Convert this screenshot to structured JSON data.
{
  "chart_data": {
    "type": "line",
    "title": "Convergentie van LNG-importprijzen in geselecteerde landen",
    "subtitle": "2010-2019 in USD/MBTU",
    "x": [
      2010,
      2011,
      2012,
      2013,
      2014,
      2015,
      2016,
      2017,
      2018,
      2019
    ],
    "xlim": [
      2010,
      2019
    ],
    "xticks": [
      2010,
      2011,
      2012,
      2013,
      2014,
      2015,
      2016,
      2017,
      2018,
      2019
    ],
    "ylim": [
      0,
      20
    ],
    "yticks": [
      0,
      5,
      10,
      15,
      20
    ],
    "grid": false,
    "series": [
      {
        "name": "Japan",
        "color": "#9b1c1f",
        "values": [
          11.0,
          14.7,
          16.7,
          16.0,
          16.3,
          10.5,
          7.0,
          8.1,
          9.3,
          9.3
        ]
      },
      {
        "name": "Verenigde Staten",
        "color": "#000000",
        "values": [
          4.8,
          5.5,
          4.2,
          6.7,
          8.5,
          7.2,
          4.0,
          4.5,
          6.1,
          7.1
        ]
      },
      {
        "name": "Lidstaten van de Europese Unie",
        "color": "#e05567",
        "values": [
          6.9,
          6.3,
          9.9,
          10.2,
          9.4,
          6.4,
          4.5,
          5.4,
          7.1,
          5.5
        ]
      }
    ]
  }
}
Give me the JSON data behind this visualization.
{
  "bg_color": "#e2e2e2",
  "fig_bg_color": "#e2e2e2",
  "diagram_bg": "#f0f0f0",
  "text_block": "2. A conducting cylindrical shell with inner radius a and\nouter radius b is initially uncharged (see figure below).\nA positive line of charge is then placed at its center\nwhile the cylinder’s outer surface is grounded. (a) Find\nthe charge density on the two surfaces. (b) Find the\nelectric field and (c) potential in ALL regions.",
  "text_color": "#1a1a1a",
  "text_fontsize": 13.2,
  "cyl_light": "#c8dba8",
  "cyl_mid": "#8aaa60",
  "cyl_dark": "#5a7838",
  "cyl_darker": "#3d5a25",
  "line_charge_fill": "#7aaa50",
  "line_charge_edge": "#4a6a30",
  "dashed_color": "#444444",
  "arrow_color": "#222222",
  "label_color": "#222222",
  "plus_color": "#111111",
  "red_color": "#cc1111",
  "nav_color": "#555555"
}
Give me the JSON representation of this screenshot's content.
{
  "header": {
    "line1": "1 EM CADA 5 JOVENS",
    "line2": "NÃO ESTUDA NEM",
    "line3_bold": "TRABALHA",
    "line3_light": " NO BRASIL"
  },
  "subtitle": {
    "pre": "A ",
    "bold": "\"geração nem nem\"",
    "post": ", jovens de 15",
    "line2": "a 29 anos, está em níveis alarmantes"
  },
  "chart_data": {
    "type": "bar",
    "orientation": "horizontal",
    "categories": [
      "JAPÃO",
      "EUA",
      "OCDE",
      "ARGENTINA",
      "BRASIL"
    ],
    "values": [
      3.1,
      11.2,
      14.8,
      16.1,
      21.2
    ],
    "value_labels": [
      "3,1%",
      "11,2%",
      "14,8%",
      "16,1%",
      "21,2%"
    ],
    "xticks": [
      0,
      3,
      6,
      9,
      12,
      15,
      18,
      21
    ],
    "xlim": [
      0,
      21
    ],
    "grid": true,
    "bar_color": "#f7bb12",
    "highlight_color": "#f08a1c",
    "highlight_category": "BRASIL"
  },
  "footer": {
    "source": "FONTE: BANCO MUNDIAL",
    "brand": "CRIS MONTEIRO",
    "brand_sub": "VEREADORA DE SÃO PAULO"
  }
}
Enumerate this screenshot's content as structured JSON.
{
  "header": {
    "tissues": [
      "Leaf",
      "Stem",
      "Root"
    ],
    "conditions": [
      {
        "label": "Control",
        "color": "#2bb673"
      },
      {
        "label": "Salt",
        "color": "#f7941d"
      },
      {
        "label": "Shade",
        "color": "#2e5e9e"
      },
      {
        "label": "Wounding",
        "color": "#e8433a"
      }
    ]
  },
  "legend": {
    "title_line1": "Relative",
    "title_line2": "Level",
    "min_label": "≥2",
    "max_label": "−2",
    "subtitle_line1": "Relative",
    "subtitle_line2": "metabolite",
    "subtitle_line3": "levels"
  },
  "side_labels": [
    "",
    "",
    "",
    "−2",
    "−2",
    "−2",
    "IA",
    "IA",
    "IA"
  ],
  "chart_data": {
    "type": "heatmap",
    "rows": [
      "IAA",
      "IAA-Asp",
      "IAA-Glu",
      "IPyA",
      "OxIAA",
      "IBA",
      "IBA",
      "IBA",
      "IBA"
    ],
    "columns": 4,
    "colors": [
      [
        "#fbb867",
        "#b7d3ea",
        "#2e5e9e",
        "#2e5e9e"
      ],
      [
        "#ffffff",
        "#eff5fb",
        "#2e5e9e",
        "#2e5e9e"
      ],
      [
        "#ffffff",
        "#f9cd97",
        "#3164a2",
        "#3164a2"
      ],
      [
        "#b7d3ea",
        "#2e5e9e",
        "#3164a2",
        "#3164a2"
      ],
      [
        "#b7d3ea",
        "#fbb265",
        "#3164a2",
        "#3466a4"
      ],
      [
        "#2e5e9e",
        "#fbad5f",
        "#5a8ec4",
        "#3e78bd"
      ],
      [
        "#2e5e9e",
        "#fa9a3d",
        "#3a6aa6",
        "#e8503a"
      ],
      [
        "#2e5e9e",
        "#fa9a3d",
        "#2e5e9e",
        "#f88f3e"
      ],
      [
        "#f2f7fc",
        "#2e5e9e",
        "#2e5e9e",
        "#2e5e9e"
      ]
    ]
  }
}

-------

Reproduce each record exactly, leaving nothing out.

> Solution to this exercise:
Convert this screenshot to structured JSON data.
{
  "chart_data": {
    "type": "line",
    "title": "Convergentie van LNG-importprijzen in geselecteerde landen",
    "subtitle": "2010-2019 in USD/MBTU",
    "x": [
      2010,
      2011,
      2012,
      2013,
      2014,
      2015,
      2016,
      2017,
      2018,
      2019
    ],
    "xlim": [
      2010,
      2019
    ],
    "xticks": [
      2010,
      2011,
      2012,
      2013,
      2014,
      2015,
      2016,
      2017,
      2018,
      2019
    ],
    "ylim": [
      0,
      20
    ],
    "yticks": [
      0,
      5,
      10,
      15,
      20
    ],
    "grid": false,
    "series": [
      {
        "name": "Japan",
        "color": "#9b1c1f",
        "values": [
          11.0,
          14.7,
          16.7,
          16.0,
          16.3,
          10.5,
          7.0,
          8.1,
          9.3,
          9.3
        ]
      },
      {
        "name": "Verenigde Staten",
        "color": "#000000",
        "values": [
          4.8,
          5.5,
          4.2,
          6.7,
          8.5,
          7.2,
          4.0,
          4.5,
          6.1,
          7.1
        ]
      },
      {
        "name": "Lidstaten van de Europese Unie",
        "color": "#e05567",
        "values": [
          6.9,
          6.3,
          9.9,
          10.2,
          9.4,
          6.4,
          4.5,
          5.4,
          7.1,
          5.5
        ]
      }
    ]
  }
}
Give me the JSON data behind this visualization.
{
  "bg_color": "#e2e2e2",
  "fig_bg_color": "#e2e2e2",
  "diagram_bg": "#f0f0f0",
  "text_block": "2. A conducting cylindrical shell with inner radius a and\nouter radius b is initially uncharged (see figure below).\nA positive line of charge is then placed at its center\nwhile the cylinder’s outer surface is grounded. (a) Find\nthe charge density on the two surfaces. (b) Find the\nelectric field and (c) potential in ALL regions.",
  "text_color": "#1a1a1a",
  "text_fontsize": 13.2,
  "cyl_light": "#c8dba8",
  "cyl_mid": "#8aaa60",
  "cyl_dark": "#5a7838",
  "cyl_darker": "#3d5a25",
  "line_charge_fill": "#7aaa50",
  "line_charge_edge": "#4a6a30",
  "dashed_color": "#444444",
  "arrow_color": "#222222",
  "label_color": "#222222",
  "plus_color": "#111111",
  "red_color": "#cc1111",
  "nav_color": "#555555"
}
Give me the JSON representation of this screenshot's content.
{
  "header": {
    "line1": "1 EM CADA 5 JOVENS",
    "line2": "NÃO ESTUDA NEM",
    "line3_bold": "TRABALHA",
    "line3_light": " NO BRASIL"
  },
  "subtitle": {
    "pre": "A ",
    "bold": "\"geração nem nem\"",
    "post": ", jovens de 15",
    "line2": "a 29 anos, está em níveis alarmantes"
  },
  "chart_data": {
    "type": "bar",
    "orientation": "horizontal",
    "categories": [
      "JAPÃO",
      "EUA",
      "OCDE",
      "ARGENTINA",
      "BRASIL"
    ],
    "values": [
      3.1,
      11.2,
      14.8,
      16.1,
      21.2
    ],
    "value_labels": [
      "3,1%",
      "11,2%",
      "14,8%",
      "16,1%",
      "21,2%"
    ],
    "xticks": [
      0,
      3,
      6,
      9,
      12,
      15,
      18,
      21
    ],
    "xlim": [
      0,
      21
    ],
    "grid": true,
    "bar_color": "#f7bb12",
    "highlight_color": "#f08a1c",
    "highlight_category": "BRASIL"
  },
  "footer": {
    "source": "FONTE: BANCO MUNDIAL",
    "brand": "CRIS MONTEIRO",
    "brand_sub": "VEREADORA DE SÃO PAULO"
  }
}
Enumerate this screenshot's content as structured JSON.
{
  "header": {
    "tissues": [
      "Leaf",
      "Stem",
      "Root"
    ],
    "conditions": [
      {
        "label": "Control",
        "color": "#2bb673"
      },
      {
        "label": "Salt",
        "color": "#f7941d"
      },
      {
        "label": "Shade",
        "color": "#2e5e9e"
      },
      {
        "label": "Wounding",
        "color": "#e8433a"
      }
    ]
  },
  "legend": {
    "title_line1": "Relative",
    "title_line2": "Level",
    "min_label": "≥2",
    "max_label": "−2",
    "subtitle_line1": "Relative",
    "subtitle_line2": "metabolite",
    "subtitle_line3": "levels"
  },
  "side_labels": [
    "",
    "",
    "",
    "−2",
    "−2",
    "−2",
    "IA",
    "IA",
    "IA"
  ],
  "chart_data": {
    "type": "heatmap",
    "rows": [
      "IAA",
      "IAA-Asp",
      "IAA-Glu",
      "IPyA",
      "OxIAA",
      "IBA",
      "IBA",
      "IBA",
      "IBA"
    ],
    "columns": 4,
    "colors": [
      [
        "#fbb867",
        "#b7d3ea",
        "#2e5e9e",
        "#2e5e9e"
      ],
      [
        "#ffffff",
        "#eff5fb",
        "#2e5e9e",
        "#2e5e9e"
      ],
      [
        "#ffffff",
        "#f9cd97",
        "#3164a2",
        "#3164a2"
      ],
      [
        "#b7d3ea",
        "#2e5e9e",
        "#3164a2",
        "#3164a2"
      ],
      [
        "#b7d3ea",
        "#fbb265",
        "#3164a2",
        "#3466a4"
      ],
      [
        "#2e5e9e",
        "#fbad5f",
        "#5a8ec4",
        "#3e78bd"
      ],
      [
        "#2e5e9e",
        "#fa9a3d",
        "#3a6aa6",
        "#e8503a"
      ],
      [
        "#2e5e9e",
        "#fa9a3d",
        "#2e5e9e",
        "#f88f3e"
      ],
      [
        "#f2f7fc",
        "#2e5e9e",
        "#2e5e9e",
        "#2e5e9e"
      ]
    ]
  }
}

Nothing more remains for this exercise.